### Aim
Locate the word "nahjob" in the entries below, then gather every line that holds it.

------------------------------

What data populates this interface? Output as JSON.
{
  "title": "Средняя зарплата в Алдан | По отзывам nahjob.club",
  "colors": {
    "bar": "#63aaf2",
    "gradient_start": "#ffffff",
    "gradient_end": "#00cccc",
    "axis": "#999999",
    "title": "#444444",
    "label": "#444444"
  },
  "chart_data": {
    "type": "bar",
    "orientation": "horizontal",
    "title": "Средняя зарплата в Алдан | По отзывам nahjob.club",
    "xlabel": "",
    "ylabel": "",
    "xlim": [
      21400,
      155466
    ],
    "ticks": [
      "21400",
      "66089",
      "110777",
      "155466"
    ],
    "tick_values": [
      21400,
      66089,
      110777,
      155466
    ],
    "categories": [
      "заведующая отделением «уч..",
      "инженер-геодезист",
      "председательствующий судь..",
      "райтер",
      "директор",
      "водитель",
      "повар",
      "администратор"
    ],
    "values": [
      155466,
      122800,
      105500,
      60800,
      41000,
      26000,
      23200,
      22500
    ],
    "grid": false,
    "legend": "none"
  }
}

------------------------------

### Full answer
  "title": "Средняя зарплата в Алдан | По отзывам nahjob.club",
    "title": "Средняя зарплата в Алдан | По отзывам nahjob.club",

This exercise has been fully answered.